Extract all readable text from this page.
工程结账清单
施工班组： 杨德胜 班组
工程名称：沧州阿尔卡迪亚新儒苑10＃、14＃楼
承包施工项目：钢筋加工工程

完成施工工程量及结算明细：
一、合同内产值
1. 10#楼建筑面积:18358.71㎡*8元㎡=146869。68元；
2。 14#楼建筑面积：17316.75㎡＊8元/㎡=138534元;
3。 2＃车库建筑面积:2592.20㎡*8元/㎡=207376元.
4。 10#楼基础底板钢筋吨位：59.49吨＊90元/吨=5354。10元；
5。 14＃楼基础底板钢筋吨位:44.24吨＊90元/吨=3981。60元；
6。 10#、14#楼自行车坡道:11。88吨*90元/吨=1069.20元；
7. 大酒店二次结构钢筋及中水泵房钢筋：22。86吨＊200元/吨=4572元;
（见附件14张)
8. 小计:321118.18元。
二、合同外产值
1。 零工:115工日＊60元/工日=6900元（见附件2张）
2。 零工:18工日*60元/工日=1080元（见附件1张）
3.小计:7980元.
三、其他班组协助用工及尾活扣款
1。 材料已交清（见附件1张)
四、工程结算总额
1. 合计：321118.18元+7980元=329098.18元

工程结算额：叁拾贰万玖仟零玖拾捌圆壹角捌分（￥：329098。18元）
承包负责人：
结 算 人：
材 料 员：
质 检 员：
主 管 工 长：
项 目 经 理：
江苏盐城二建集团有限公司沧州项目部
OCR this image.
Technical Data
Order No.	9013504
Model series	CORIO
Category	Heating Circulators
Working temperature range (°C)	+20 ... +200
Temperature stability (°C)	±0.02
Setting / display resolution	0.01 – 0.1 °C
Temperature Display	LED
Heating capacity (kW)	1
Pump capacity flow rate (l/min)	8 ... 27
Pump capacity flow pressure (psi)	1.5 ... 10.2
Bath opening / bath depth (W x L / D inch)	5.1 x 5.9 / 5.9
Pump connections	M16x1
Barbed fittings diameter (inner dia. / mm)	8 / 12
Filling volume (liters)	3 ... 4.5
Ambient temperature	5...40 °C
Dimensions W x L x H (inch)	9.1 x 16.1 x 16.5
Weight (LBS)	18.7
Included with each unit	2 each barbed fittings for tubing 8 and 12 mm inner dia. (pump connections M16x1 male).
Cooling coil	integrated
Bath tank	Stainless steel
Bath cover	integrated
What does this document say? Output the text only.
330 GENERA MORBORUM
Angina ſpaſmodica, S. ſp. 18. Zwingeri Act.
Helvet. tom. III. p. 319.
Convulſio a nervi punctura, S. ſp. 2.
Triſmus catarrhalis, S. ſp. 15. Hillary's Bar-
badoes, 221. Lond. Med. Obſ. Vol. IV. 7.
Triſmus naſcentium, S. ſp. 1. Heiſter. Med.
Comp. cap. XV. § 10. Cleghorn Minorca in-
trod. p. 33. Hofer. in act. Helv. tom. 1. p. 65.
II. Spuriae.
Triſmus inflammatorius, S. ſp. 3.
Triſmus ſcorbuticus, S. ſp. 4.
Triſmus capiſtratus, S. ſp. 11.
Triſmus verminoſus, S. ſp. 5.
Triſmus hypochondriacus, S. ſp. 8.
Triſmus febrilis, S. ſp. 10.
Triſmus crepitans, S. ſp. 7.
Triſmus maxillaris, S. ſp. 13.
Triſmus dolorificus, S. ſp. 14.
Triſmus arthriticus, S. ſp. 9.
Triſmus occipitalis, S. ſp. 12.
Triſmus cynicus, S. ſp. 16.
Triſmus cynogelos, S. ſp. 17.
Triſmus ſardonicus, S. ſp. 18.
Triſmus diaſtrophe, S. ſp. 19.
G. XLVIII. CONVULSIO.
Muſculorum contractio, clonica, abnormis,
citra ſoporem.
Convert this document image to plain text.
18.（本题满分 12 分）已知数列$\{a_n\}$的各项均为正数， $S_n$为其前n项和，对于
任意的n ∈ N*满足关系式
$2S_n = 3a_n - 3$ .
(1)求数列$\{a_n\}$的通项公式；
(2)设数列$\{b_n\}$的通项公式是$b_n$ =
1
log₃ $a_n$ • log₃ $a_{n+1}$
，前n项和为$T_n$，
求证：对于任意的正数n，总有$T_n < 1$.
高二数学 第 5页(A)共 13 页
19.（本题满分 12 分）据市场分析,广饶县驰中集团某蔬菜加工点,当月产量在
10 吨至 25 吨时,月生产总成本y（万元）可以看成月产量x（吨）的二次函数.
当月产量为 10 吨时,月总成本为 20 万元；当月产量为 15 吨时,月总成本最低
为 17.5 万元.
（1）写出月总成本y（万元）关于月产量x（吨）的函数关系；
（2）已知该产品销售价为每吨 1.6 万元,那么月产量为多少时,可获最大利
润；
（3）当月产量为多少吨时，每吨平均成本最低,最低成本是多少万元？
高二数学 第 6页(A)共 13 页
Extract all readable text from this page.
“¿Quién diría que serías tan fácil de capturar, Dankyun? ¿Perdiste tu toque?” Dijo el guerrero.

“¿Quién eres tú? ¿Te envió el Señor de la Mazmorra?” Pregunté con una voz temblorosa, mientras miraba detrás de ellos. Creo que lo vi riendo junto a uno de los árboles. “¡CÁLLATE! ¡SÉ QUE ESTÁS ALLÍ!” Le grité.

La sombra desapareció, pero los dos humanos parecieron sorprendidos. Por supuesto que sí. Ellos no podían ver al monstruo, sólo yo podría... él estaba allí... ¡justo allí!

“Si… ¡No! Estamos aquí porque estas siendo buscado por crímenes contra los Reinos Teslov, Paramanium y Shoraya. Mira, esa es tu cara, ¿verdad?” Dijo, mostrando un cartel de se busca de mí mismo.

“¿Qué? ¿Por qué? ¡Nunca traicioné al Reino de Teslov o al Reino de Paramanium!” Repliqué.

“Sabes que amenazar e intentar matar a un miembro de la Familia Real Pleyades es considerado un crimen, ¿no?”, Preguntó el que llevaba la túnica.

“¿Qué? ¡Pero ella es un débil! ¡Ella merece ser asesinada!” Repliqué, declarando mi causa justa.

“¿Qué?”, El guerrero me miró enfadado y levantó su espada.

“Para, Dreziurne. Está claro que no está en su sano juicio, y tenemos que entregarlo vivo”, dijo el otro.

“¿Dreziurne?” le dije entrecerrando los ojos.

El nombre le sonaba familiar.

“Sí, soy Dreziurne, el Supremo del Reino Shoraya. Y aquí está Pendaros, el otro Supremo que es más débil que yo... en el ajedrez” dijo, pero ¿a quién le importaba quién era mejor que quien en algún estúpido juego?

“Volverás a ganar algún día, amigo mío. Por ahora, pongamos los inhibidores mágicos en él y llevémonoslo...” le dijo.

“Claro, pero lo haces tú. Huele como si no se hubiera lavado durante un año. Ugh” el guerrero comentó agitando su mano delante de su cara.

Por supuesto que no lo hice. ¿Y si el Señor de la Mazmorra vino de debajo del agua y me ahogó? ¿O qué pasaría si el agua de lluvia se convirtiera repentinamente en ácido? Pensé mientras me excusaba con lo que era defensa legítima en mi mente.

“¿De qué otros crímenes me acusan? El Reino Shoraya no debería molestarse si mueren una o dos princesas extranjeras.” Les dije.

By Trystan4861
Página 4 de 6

Written problem - Write the material out again in its entirety, exactly as shown.

Response below -
Extract all readable text from this page.
工程结账清单
施工班组： 杨德胜 班组
工程名称：沧州阿尔卡迪亚新儒苑10＃、14＃楼
承包施工项目：钢筋加工工程

完成施工工程量及结算明细：
一、合同内产值
1. 10#楼建筑面积:18358.71㎡*8元㎡=146869。68元；
2。 14#楼建筑面积：17316.75㎡＊8元/㎡=138534元;
3。 2＃车库建筑面积:2592.20㎡*8元/㎡=207376元.
4。 10#楼基础底板钢筋吨位：59.49吨＊90元/吨=5354。10元；
5。 14＃楼基础底板钢筋吨位:44.24吨＊90元/吨=3981。60元；
6。 10#、14#楼自行车坡道:11。88吨*90元/吨=1069.20元；
7. 大酒店二次结构钢筋及中水泵房钢筋：22。86吨＊200元/吨=4572元;
（见附件14张)
8. 小计:321118.18元。
二、合同外产值
1。 零工:115工日＊60元/工日=6900元（见附件2张）
2。 零工:18工日*60元/工日=1080元（见附件1张）
3.小计:7980元.
三、其他班组协助用工及尾活扣款
1。 材料已交清（见附件1张)
四、工程结算总额
1. 合计：321118.18元+7980元=329098.18元

工程结算额：叁拾贰万玖仟零玖拾捌圆壹角捌分（￥：329098。18元）
承包负责人：
结 算 人：
材 料 员：
质 检 员：
主 管 工 长：
项 目 经 理：
江苏盐城二建集团有限公司沧州项目部
OCR this image.
Technical Data
Order No.	9013504
Model series	CORIO
Category	Heating Circulators
Working temperature range (°C)	+20 ... +200
Temperature stability (°C)	±0.02
Setting / display resolution	0.01 – 0.1 °C
Temperature Display	LED
Heating capacity (kW)	1
Pump capacity flow rate (l/min)	8 ... 27
Pump capacity flow pressure (psi)	1.5 ... 10.2
Bath opening / bath depth (W x L / D inch)	5.1 x 5.9 / 5.9
Pump connections	M16x1
Barbed fittings diameter (inner dia. / mm)	8 / 12
Filling volume (liters)	3 ... 4.5
Ambient temperature	5...40 °C
Dimensions W x L x H (inch)	9.1 x 16.1 x 16.5
Weight (LBS)	18.7
Included with each unit	2 each barbed fittings for tubing 8 and 12 mm inner dia. (pump connections M16x1 male).
Cooling coil	integrated
Bath tank	Stainless steel
Bath cover	integrated
What does this document say? Output the text only.
330 GENERA MORBORUM
Angina ſpaſmodica, S. ſp. 18. Zwingeri Act.
Helvet. tom. III. p. 319.
Convulſio a nervi punctura, S. ſp. 2.
Triſmus catarrhalis, S. ſp. 15. Hillary's Bar-
badoes, 221. Lond. Med. Obſ. Vol. IV. 7.
Triſmus naſcentium, S. ſp. 1. Heiſter. Med.
Comp. cap. XV. § 10. Cleghorn Minorca in-
trod. p. 33. Hofer. in act. Helv. tom. 1. p. 65.
II. Spuriae.
Triſmus inflammatorius, S. ſp. 3.
Triſmus ſcorbuticus, S. ſp. 4.
Triſmus capiſtratus, S. ſp. 11.
Triſmus verminoſus, S. ſp. 5.
Triſmus hypochondriacus, S. ſp. 8.
Triſmus febrilis, S. ſp. 10.
Triſmus crepitans, S. ſp. 7.
Triſmus maxillaris, S. ſp. 13.
Triſmus dolorificus, S. ſp. 14.
Triſmus arthriticus, S. ſp. 9.
Triſmus occipitalis, S. ſp. 12.
Triſmus cynicus, S. ſp. 16.
Triſmus cynogelos, S. ſp. 17.
Triſmus ſardonicus, S. ſp. 18.
Triſmus diaſtrophe, S. ſp. 19.
G. XLVIII. CONVULSIO.
Muſculorum contractio, clonica, abnormis,
citra ſoporem.
Convert this document image to plain text.
18.（本题满分 12 分）已知数列$\{a_n\}$的各项均为正数， $S_n$为其前n项和，对于
任意的n ∈ N*满足关系式
$2S_n = 3a_n - 3$ .
(1)求数列$\{a_n\}$的通项公式；
(2)设数列$\{b_n\}$的通项公式是$b_n$ =
1
log₃ $a_n$ • log₃ $a_{n+1}$
，前n项和为$T_n$，
求证：对于任意的正数n，总有$T_n < 1$.
高二数学 第 5页(A)共 13 页
19.（本题满分 12 分）据市场分析,广饶县驰中集团某蔬菜加工点,当月产量在
10 吨至 25 吨时,月生产总成本y（万元）可以看成月产量x（吨）的二次函数.
当月产量为 10 吨时,月总成本为 20 万元；当月产量为 15 吨时,月总成本最低
为 17.5 万元.
（1）写出月总成本y（万元）关于月产量x（吨）的函数关系；
（2）已知该产品销售价为每吨 1.6 万元,那么月产量为多少时,可获最大利
润；
（3）当月产量为多少吨时，每吨平均成本最低,最低成本是多少万元？
高二数学 第 6页(A)共 13 页
Extract all readable text from this page.
“¿Quién diría que serías tan fácil de capturar, Dankyun? ¿Perdiste tu toque?” Dijo el guerrero.

“¿Quién eres tú? ¿Te envió el Señor de la Mazmorra?” Pregunté con una voz temblorosa, mientras miraba detrás de ellos. Creo que lo vi riendo junto a uno de los árboles. “¡CÁLLATE! ¡SÉ QUE ESTÁS ALLÍ!” Le grité.

La sombra desapareció, pero los dos humanos parecieron sorprendidos. Por supuesto que sí. Ellos no podían ver al monstruo, sólo yo podría... él estaba allí... ¡justo allí!

“Si… ¡No! Estamos aquí porque estas siendo buscado por crímenes contra los Reinos Teslov, Paramanium y Shoraya. Mira, esa es tu cara, ¿verdad?” Dijo, mostrando un cartel de se busca de mí mismo.

“¿Qué? ¿Por qué? ¡Nunca traicioné al Reino de Teslov o al Reino de Paramanium!” Repliqué.

“Sabes que amenazar e intentar matar a un miembro de la Familia Real Pleyades es considerado un crimen, ¿no?”, Preguntó el que llevaba la túnica.

“¿Qué? ¡Pero ella es un débil! ¡Ella merece ser asesinada!” Repliqué, declarando mi causa justa.

“¿Qué?”, El guerrero me miró enfadado y levantó su espada.

“Para, Dreziurne. Está claro que no está en su sano juicio, y tenemos que entregarlo vivo”, dijo el otro.

“¿Dreziurne?” le dije entrecerrando los ojos.

El nombre le sonaba familiar.

“Sí, soy Dreziurne, el Supremo del Reino Shoraya. Y aquí está Pendaros, el otro Supremo que es más débil que yo... en el ajedrez” dijo, pero ¿a quién le importaba quién era mejor que quien en algún estúpido juego?

“Volverás a ganar algún día, amigo mío. Por ahora, pongamos los inhibidores mágicos en él y llevémonoslo...” le dijo.

“Claro, pero lo haces tú. Huele como si no se hubiera lavado durante un año. Ugh” el guerrero comentó agitando su mano delante de su cara.

Por supuesto que no lo hice. ¿Y si el Señor de la Mazmorra vino de debajo del agua y me ahogó? ¿O qué pasaría si el agua de lluvia se convirtiera repentinamente en ácido? Pensé mientras me excusaba con lo que era defensa legítima en mi mente.

“¿De qué otros crímenes me acusan? El Reino Shoraya no debería molestarse si mueren una o dos princesas extranjeras.” Les dije.

By Trystan4861
Página 4 de 6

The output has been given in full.